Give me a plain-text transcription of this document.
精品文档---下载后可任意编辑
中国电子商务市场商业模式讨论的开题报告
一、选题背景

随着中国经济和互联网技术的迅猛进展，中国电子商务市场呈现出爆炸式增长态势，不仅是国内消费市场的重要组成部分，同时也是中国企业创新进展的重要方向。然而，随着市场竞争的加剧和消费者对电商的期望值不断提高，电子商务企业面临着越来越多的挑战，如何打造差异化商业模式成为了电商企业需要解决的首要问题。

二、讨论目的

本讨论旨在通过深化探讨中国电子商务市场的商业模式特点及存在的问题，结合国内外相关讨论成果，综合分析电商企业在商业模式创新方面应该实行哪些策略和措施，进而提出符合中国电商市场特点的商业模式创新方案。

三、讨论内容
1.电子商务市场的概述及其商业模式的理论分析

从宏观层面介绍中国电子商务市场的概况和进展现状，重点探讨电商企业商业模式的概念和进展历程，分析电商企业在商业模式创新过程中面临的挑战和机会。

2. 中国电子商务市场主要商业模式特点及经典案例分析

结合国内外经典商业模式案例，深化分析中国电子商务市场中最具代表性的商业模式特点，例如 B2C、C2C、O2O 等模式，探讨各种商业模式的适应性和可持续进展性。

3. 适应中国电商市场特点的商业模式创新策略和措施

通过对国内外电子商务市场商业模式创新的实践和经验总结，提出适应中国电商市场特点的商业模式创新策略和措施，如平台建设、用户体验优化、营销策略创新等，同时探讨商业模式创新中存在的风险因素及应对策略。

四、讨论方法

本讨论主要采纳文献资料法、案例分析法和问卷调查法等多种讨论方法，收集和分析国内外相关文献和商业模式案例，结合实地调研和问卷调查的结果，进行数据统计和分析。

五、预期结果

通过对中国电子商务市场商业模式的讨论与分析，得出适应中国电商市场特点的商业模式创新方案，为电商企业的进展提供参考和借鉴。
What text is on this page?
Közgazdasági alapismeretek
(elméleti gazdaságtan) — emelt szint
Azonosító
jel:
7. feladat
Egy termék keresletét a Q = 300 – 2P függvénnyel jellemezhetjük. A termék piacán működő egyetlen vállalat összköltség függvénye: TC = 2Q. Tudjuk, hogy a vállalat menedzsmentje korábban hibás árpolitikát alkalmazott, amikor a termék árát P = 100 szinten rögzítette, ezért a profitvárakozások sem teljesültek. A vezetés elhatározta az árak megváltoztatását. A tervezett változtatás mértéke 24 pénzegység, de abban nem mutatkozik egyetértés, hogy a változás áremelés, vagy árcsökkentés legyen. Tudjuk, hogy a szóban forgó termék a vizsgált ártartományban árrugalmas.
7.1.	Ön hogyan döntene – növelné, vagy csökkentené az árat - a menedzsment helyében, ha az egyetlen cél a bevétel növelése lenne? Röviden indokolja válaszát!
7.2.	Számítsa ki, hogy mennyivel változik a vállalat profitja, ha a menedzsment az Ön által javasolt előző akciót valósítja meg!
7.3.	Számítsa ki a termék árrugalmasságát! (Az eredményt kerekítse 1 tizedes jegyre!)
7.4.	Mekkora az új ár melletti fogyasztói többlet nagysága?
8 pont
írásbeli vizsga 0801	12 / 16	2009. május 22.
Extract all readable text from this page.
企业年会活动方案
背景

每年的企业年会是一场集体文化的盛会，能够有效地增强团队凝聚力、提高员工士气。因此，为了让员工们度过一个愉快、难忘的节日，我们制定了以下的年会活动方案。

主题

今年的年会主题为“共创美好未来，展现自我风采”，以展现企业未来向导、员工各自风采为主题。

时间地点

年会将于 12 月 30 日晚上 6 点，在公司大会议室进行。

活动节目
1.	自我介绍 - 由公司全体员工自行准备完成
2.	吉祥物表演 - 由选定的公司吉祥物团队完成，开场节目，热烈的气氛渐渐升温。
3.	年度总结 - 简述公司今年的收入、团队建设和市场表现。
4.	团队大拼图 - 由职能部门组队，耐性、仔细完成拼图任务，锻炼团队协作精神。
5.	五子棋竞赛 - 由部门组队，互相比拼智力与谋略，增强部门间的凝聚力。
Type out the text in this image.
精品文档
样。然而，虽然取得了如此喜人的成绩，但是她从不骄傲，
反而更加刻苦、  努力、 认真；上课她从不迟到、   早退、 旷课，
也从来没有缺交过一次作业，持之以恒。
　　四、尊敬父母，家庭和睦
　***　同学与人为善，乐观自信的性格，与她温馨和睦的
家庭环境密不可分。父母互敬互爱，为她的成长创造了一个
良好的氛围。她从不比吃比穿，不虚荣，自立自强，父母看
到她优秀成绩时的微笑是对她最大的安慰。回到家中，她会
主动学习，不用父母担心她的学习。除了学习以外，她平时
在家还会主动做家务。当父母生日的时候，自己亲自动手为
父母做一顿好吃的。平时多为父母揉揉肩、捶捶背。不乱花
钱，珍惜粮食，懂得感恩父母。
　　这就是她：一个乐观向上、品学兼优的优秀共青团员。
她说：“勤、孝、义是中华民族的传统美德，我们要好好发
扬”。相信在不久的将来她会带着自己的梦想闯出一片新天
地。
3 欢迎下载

————

Scan the records above for the string "vállalat", then select every line that holds it.

Egy termék keresletét a Q = 300 – 2P függvénnyel jellemezhetjük. A termék piacán működő egyetlen vállalat összköltség függvénye: TC = 2Q. Tudjuk, hogy a vállalat menedzsmentje korábban hibás árpolitikát alkalmazott, amikor a termék árát P = 100 szinten rögzítette, ezért a profitvárakozások sem teljesültek. A vezetés elhatározta az árak megváltoztatását. A tervezett változtatás mértéke 24 pénzegység, de abban nem mutatkozik egyetértés, hogy a változás áremelés, vagy árcsökkentés legyen. Tudjuk, hogy a szóban forgó termék a vizsgált ártartományban árrugalmas.
7.2.	Számítsa ki, hogy mennyivel változik a vállalat profitja, ha a menedzsment az Ön által javasolt előző akciót valósítja meg!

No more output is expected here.